◆ Problem to solve ◆
Print the records below word for word, but leave out the pictures.

○ ○ ○ ○ ○ ○ ○

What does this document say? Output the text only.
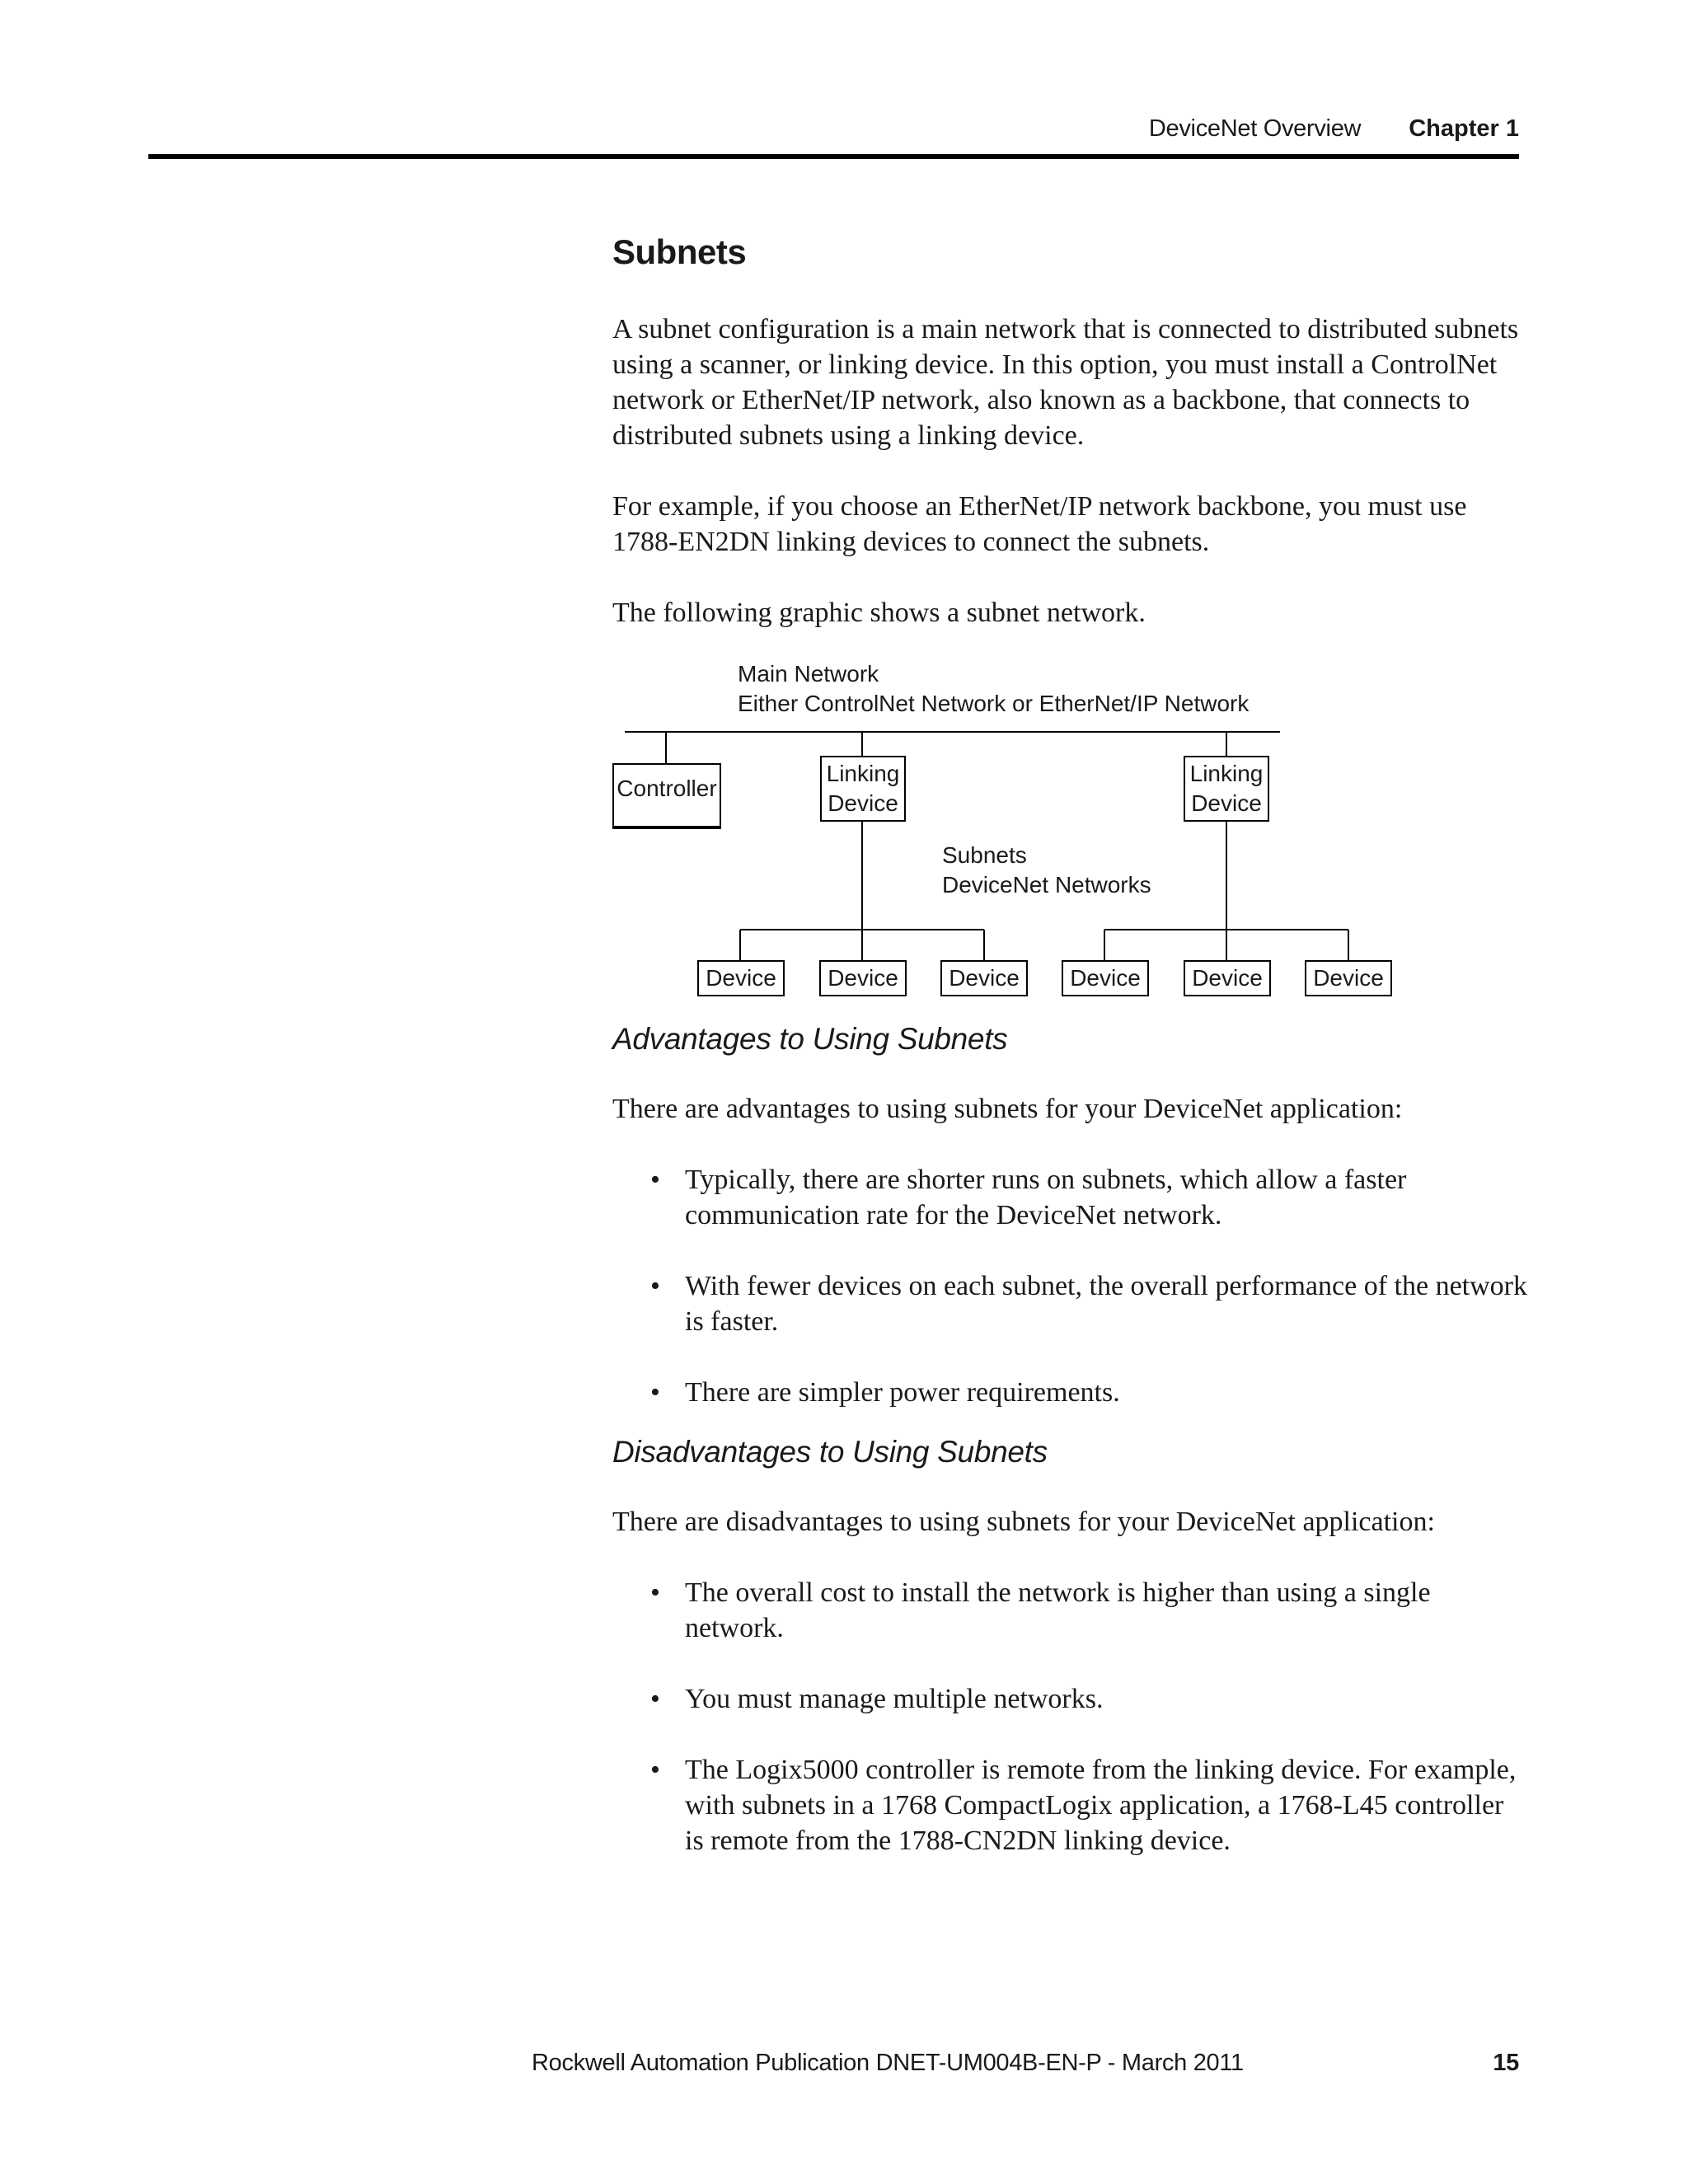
DeviceNet Overview Chapter 1
Subnets

A subnet configuration is a main network that is connected to distributed subnets using a scanner, or linking device. In this option, you must install a ControlNet network or EtherNet/IP network, also known as a backbone, that connects to distributed subnets using a linking device.

For example, if you choose an EtherNet/IP network backbone, you must use 1788-EN2DN linking devices to connect the subnets.

The following graphic shows a subnet network.

Main Network
Either ControlNet Network or EtherNet/IP Network
Controller
Linking
Device
Linking
Device
Subnets
DeviceNet Networks
Device Device Device Device Device Device
Advantages to Using Subnets

There are advantages to using subnets for your DeviceNet application:

• Typically, there are shorter runs on subnets, which allow a faster communication rate for the DeviceNet network.
• With fewer devices on each subnet, the overall performance of the network is faster.
• There are simpler power requirements.
Disadvantages to Using Subnets

There are disadvantages to using subnets for your DeviceNet application:

• The overall cost to install the network is higher than using a single network.
• You must manage multiple networks.
• The Logix5000 controller is remote from the linking device. For example, with subnets in a 1768 CompactLogix application, a 1768-L45 controller is remote from the 1788-CN2DN linking device.
Rockwell Automation Publication DNET-UM004B-EN-P - March 2011	15
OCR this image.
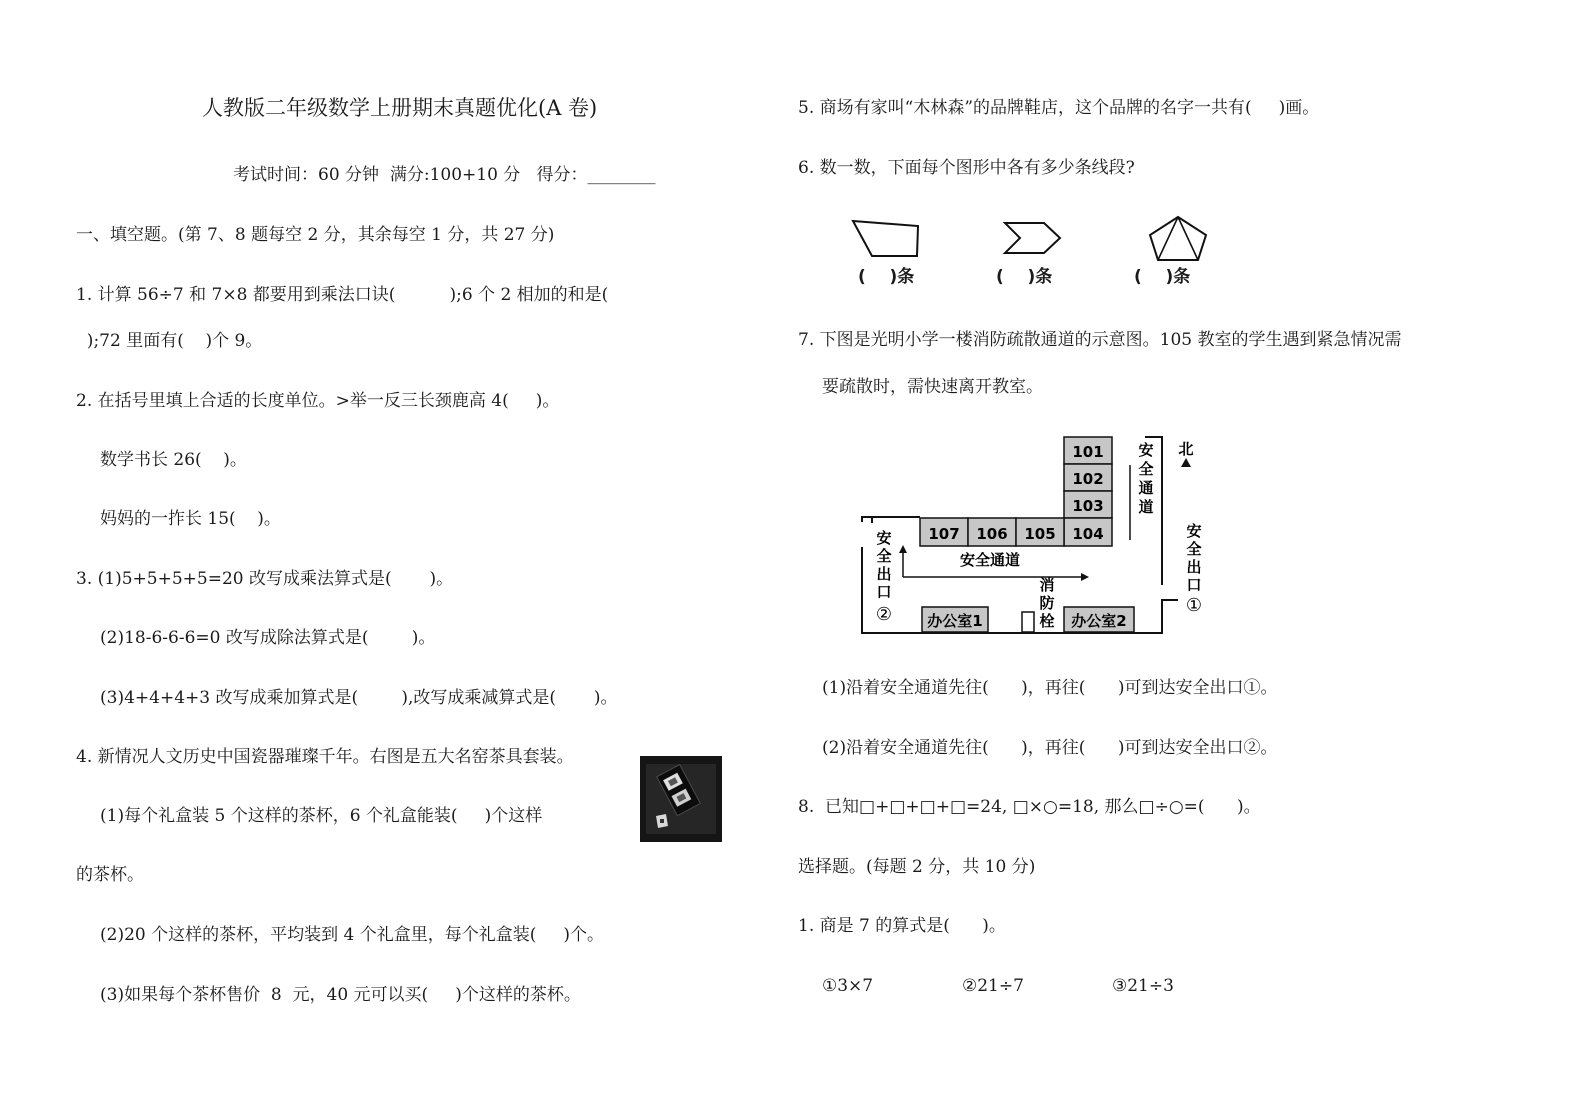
人教版二年级数学上册期末真题优化(A 卷)
考试时间：60 分钟  满分:100+10 分   得分：________
一、填空题。(第 7、8 题每空 2 分，其余每空 1 分，共 27 分)
1. 计算 56÷7 和 7×8 都要用到乘法口诀(          );6 个 2 相加的和是(
);72 里面有(    )个 9。
2. 在括号里填上合适的长度单位。>举一反三长颈鹿高 4(     )。
数学书长 26(    )。
妈妈的一拃长 15(    )。
3. (1)5+5+5+5=20 改写成乘法算式是(       )。
(2)18-6-6-6=0 改写成除法算式是(        )。
(3)4+4+4+3 改写成乘加算式是(        ),改写成乘减算式是(       )。
4. 新情况人文历史中国瓷器璀璨千年。右图是五大名窑茶具套装。
(1)每个礼盒装 5 个这样的茶杯，6 个礼盒能装(     )个这样
的茶杯。
(2)20 个这样的茶杯，平均装到 4 个礼盒里，每个礼盒装(     )个。
(3)如果每个茶杯售价  8  元，40 元可以买(     )个这样的茶杯。
5. 商场有家叫“木林森”的品牌鞋店，这个品牌的名字一共有(     )画。
6. 数一数，下面每个图形中各有多少条线段?
(    )条	(    )条	(    )条
7. 下图是光明小学一楼消防疏散通道的示意图。105 教室的学生遇到紧急情况需
要疏散时，需快速离开教室。
101
102
103
104
107 106 105
安全通道
安
全
通
道
北
安
全
出
口
①
安
全
出
口
② 办公室1
消
防
栓 办公室2
(1)沿着安全通道先往(      )，再往(      )可到达安全出口①。
(2)沿着安全通道先往(      )，再往(      )可到达安全出口②。
8.  已知□+□+□+□=24, □×○=18, 那么□÷○=(      )。
选择题。(每题 2 分，共 10 分)
1. 商是 7 的算式是(      )。
①3×7	②21÷7	③21÷3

○ ○ ○ ○ ○ ○ ○

◆ Task solution ◆
What does this document say? Output the text only.
DeviceNet Overview Chapter 1
Subnets

A subnet configuration is a main network that is connected to distributed subnets using a scanner, or linking device. In this option, you must install a ControlNet network or EtherNet/IP network, also known as a backbone, that connects to distributed subnets using a linking device.

For example, if you choose an EtherNet/IP network backbone, you must use 1788-EN2DN linking devices to connect the subnets.

The following graphic shows a subnet network.

Main Network
Either ControlNet Network or EtherNet/IP Network
Controller
Linking
Device
Linking
Device
Subnets
DeviceNet Networks
Device Device Device Device Device Device
Advantages to Using Subnets

There are advantages to using subnets for your DeviceNet application:

• Typically, there are shorter runs on subnets, which allow a faster communication rate for the DeviceNet network.
• With fewer devices on each subnet, the overall performance of the network is faster.
• There are simpler power requirements.
Disadvantages to Using Subnets

There are disadvantages to using subnets for your DeviceNet application:

• The overall cost to install the network is higher than using a single network.
• You must manage multiple networks.
• The Logix5000 controller is remote from the linking device. For example, with subnets in a 1768 CompactLogix application, a 1768-L45 controller is remote from the 1788-CN2DN linking device.
Rockwell Automation Publication DNET-UM004B-EN-P - March 2011	15
OCR this image.
人教版二年级数学上册期末真题优化(A 卷)
考试时间：60 分钟  满分:100+10 分   得分：________
一、填空题。(第 7、8 题每空 2 分，其余每空 1 分，共 27 分)
1. 计算 56÷7 和 7×8 都要用到乘法口诀(          );6 个 2 相加的和是(
);72 里面有(    )个 9。
2. 在括号里填上合适的长度单位。>举一反三长颈鹿高 4(     )。
数学书长 26(    )。
妈妈的一拃长 15(    )。
3. (1)5+5+5+5=20 改写成乘法算式是(       )。
(2)18-6-6-6=0 改写成除法算式是(        )。
(3)4+4+4+3 改写成乘加算式是(        ),改写成乘减算式是(       )。
4. 新情况人文历史中国瓷器璀璨千年。右图是五大名窑茶具套装。
(1)每个礼盒装 5 个这样的茶杯，6 个礼盒能装(     )个这样
的茶杯。
(2)20 个这样的茶杯，平均装到 4 个礼盒里，每个礼盒装(     )个。
(3)如果每个茶杯售价  8  元，40 元可以买(     )个这样的茶杯。
5. 商场有家叫“木林森”的品牌鞋店，这个品牌的名字一共有(     )画。
6. 数一数，下面每个图形中各有多少条线段?
(    )条	(    )条	(    )条
7. 下图是光明小学一楼消防疏散通道的示意图。105 教室的学生遇到紧急情况需
要疏散时，需快速离开教室。
101
102
103
104
107 106 105
安全通道
安
全
通
道
北
安
全
出
口
①
安
全
出
口
② 办公室1
消
防
栓 办公室2
(1)沿着安全通道先往(      )，再往(      )可到达安全出口①。
(2)沿着安全通道先往(      )，再往(      )可到达安全出口②。
8.  已知□+□+□+□=24, □×○=18, 那么□÷○=(      )。
选择题。(每题 2 分，共 10 分)
1. 商是 7 的算式是(      )。
①3×7	②21÷7	③21÷3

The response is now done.